- [Short exercise] Report how many lines contain "برقم", with no other words.

======

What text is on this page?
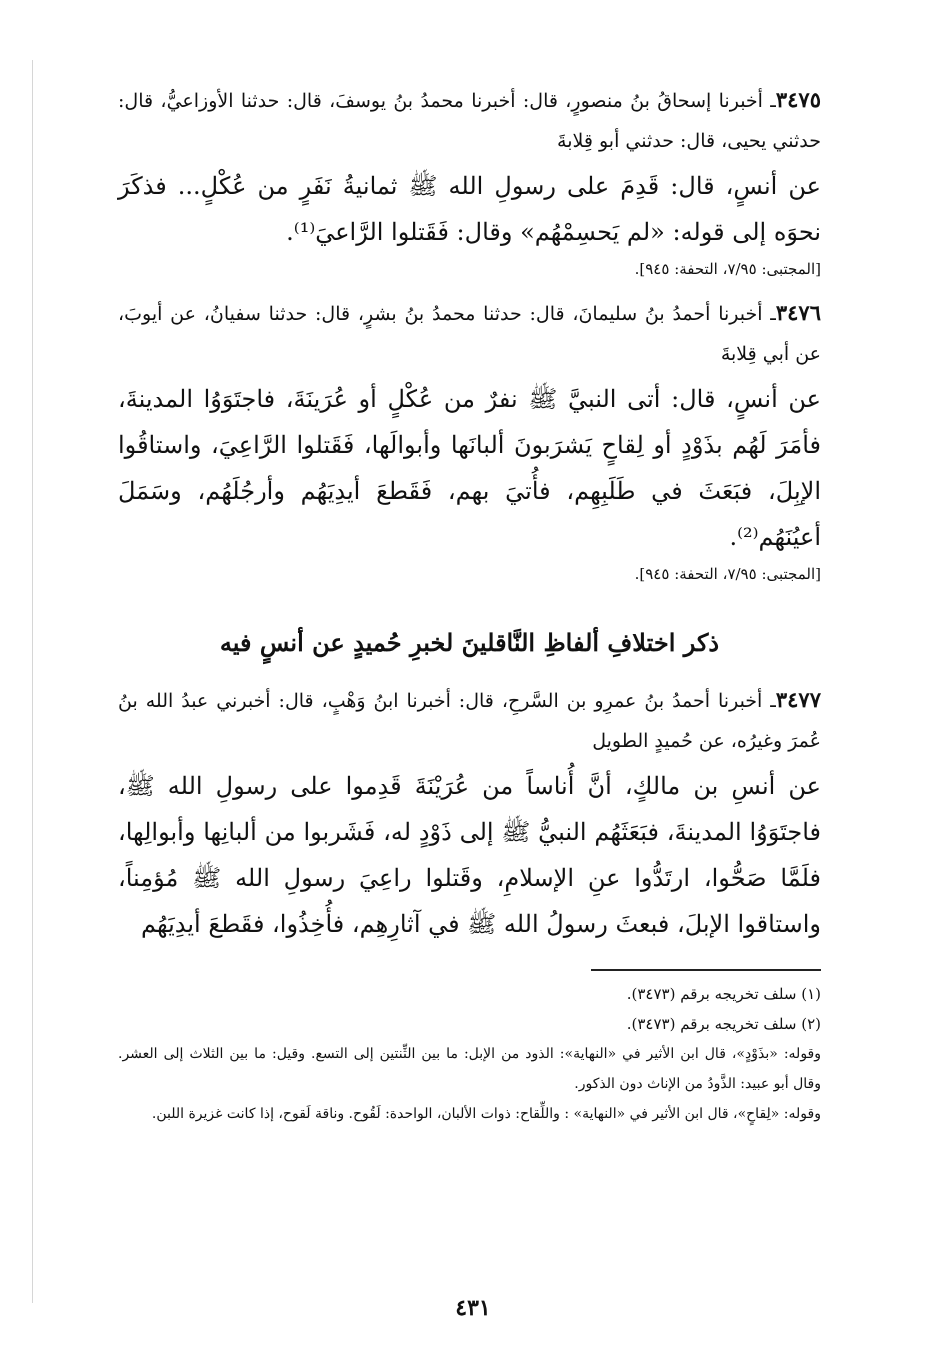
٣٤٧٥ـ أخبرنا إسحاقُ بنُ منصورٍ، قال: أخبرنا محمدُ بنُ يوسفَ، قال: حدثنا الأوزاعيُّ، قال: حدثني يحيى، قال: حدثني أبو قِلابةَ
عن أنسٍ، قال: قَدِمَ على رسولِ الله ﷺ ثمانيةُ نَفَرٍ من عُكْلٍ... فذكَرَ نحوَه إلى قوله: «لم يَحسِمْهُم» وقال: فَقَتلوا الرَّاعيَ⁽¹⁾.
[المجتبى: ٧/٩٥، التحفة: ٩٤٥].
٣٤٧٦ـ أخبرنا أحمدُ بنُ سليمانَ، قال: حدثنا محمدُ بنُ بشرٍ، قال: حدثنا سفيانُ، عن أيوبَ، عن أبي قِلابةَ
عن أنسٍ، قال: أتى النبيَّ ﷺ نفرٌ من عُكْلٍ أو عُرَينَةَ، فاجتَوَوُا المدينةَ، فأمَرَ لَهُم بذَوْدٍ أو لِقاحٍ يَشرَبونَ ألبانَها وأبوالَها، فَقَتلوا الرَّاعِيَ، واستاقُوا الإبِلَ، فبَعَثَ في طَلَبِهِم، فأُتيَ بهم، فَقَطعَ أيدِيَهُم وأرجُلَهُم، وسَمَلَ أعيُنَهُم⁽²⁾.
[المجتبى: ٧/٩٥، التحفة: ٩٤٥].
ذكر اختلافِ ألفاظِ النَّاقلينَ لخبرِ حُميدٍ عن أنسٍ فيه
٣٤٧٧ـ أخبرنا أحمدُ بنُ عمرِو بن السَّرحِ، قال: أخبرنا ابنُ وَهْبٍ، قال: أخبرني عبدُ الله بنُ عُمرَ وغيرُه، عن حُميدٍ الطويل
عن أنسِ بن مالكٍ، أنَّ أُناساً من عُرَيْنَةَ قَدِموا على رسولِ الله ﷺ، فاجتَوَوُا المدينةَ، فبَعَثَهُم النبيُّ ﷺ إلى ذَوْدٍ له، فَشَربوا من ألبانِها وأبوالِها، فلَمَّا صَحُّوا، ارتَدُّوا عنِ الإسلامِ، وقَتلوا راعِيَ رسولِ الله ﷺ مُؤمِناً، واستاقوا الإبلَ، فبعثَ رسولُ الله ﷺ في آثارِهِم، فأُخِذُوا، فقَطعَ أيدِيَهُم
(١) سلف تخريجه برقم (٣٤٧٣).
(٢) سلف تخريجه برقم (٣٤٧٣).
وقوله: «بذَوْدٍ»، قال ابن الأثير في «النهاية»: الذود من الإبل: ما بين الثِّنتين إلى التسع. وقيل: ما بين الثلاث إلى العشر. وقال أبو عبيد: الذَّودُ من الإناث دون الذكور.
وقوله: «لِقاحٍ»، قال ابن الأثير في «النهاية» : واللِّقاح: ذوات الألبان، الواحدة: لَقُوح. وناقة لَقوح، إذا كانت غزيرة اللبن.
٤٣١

======

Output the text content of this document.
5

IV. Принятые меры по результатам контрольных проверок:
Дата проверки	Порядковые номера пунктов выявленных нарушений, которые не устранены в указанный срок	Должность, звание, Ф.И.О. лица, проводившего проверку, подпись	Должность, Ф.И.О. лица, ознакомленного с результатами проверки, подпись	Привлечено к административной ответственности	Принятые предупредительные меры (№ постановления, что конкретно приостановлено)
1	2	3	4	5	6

======

- [Response] 2